◆ STATED EXERCISE: In the material below, please edit everything from the line containing "Decompose this screenshot" down to the line containing "Text: temperatura[C]: temperatura[C] xyxy=(302,287,389,298)" by replacing "temperatura[C]" with "temperature [°C]" and leaving all else unchanged. Give only those lines, without the pictures.

◆ RECORDS PROVIDED:

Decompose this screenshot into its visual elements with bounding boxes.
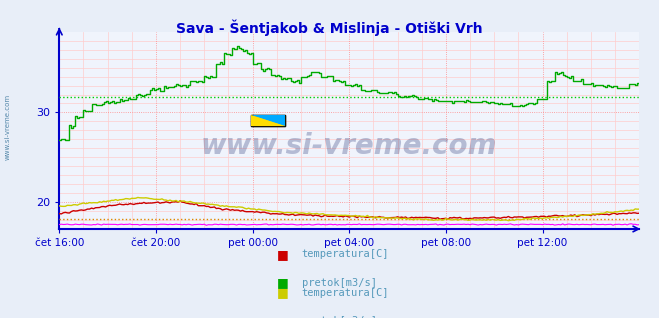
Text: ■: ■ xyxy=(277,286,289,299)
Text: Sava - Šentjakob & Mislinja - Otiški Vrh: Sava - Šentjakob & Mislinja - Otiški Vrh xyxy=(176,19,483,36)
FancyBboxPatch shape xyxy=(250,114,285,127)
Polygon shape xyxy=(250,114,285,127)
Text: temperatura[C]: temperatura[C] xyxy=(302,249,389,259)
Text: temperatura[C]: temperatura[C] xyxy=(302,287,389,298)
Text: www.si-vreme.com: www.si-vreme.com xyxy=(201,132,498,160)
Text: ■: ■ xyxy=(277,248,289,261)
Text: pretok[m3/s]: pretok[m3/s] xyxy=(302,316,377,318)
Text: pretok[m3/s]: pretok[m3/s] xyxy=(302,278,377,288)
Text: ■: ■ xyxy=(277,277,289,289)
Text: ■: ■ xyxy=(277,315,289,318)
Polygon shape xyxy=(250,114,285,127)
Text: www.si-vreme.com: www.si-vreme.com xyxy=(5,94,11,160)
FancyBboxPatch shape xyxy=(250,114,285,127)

--

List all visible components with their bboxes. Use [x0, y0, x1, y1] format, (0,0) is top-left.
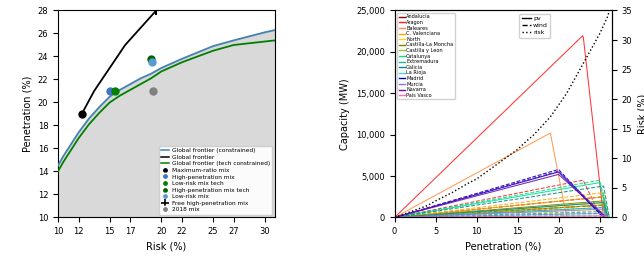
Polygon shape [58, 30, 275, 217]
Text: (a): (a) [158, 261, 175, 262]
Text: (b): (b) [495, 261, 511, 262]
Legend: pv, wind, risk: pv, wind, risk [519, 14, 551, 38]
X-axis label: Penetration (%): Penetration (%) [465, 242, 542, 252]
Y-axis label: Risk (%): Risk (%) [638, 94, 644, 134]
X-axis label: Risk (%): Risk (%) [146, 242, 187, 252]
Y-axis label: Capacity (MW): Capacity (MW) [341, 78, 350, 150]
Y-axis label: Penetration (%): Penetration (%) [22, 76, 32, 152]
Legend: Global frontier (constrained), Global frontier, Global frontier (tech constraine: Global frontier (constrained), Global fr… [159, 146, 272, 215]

...

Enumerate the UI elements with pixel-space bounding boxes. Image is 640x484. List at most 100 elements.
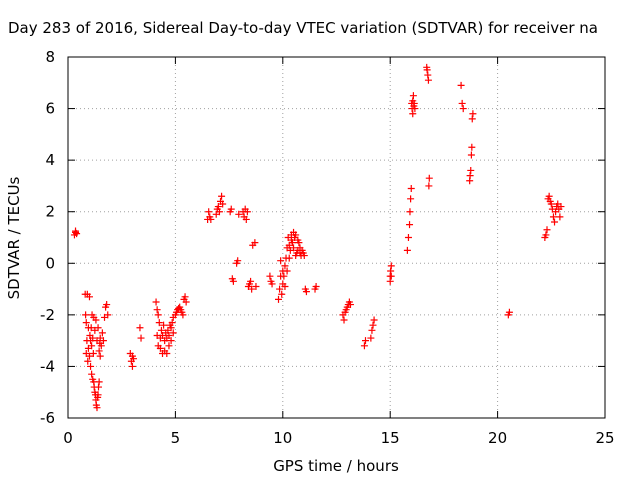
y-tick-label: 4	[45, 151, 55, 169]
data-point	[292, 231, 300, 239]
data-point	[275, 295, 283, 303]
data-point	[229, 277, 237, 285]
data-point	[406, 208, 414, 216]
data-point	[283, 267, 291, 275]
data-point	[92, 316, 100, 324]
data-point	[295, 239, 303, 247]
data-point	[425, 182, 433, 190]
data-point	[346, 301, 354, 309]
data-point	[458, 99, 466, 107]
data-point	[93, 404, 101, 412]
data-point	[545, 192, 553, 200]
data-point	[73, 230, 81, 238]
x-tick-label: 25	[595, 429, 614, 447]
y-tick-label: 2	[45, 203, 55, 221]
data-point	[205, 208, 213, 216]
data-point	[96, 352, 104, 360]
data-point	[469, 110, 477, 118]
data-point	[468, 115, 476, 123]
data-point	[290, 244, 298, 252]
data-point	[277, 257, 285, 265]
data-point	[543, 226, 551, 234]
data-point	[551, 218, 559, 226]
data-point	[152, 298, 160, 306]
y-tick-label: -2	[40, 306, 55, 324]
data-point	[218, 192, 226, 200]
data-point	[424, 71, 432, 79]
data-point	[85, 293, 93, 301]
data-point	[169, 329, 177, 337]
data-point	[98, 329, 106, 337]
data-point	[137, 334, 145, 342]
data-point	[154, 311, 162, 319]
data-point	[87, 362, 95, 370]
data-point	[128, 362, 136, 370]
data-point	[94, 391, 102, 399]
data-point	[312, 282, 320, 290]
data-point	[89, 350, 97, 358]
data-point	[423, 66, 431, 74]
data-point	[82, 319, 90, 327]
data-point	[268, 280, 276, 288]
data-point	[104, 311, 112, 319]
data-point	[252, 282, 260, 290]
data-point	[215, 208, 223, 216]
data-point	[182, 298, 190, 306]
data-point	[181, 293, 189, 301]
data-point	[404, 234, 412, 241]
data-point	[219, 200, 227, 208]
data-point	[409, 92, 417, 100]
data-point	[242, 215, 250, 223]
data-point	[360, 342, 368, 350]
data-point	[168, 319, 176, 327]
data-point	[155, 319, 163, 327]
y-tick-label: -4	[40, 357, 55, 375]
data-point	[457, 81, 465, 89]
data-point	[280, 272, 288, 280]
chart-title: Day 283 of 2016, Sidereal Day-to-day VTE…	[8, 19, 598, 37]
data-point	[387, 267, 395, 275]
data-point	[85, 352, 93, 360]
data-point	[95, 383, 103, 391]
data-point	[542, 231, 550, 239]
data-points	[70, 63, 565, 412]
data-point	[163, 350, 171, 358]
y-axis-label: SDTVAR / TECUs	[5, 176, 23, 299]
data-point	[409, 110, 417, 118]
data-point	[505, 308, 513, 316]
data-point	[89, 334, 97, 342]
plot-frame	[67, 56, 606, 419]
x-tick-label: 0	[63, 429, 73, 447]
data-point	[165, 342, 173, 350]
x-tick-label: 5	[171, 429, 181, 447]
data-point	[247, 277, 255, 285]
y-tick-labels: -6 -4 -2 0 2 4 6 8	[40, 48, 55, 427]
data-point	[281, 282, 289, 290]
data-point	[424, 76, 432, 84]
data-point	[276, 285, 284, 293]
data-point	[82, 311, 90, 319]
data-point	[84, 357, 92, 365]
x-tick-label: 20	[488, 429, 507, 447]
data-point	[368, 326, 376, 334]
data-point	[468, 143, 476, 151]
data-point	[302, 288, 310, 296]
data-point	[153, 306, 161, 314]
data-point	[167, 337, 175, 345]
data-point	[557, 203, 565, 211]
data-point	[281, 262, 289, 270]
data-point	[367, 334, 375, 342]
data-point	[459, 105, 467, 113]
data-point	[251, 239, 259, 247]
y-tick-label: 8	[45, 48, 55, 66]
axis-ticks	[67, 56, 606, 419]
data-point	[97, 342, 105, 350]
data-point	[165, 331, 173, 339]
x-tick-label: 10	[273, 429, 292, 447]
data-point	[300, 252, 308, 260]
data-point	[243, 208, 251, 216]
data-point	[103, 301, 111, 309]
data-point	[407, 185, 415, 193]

◆ SOLUTION TO THE PROBLEM:
Decompose this screenshot into its visual elements with bounding boxes.
Text: ■: ■ xyxy=(277,286,289,299)
Text: Sava - Šentjakob & Mislinja - Otiški Vrh: Sava - Šentjakob & Mislinja - Otiški Vrh xyxy=(176,19,483,36)
FancyBboxPatch shape xyxy=(250,114,285,127)
Polygon shape xyxy=(250,114,285,127)
Text: temperature [°C]: temperature [°C] xyxy=(302,249,389,259)
Text: temperature [°C]: temperature [°C] xyxy=(302,287,389,298)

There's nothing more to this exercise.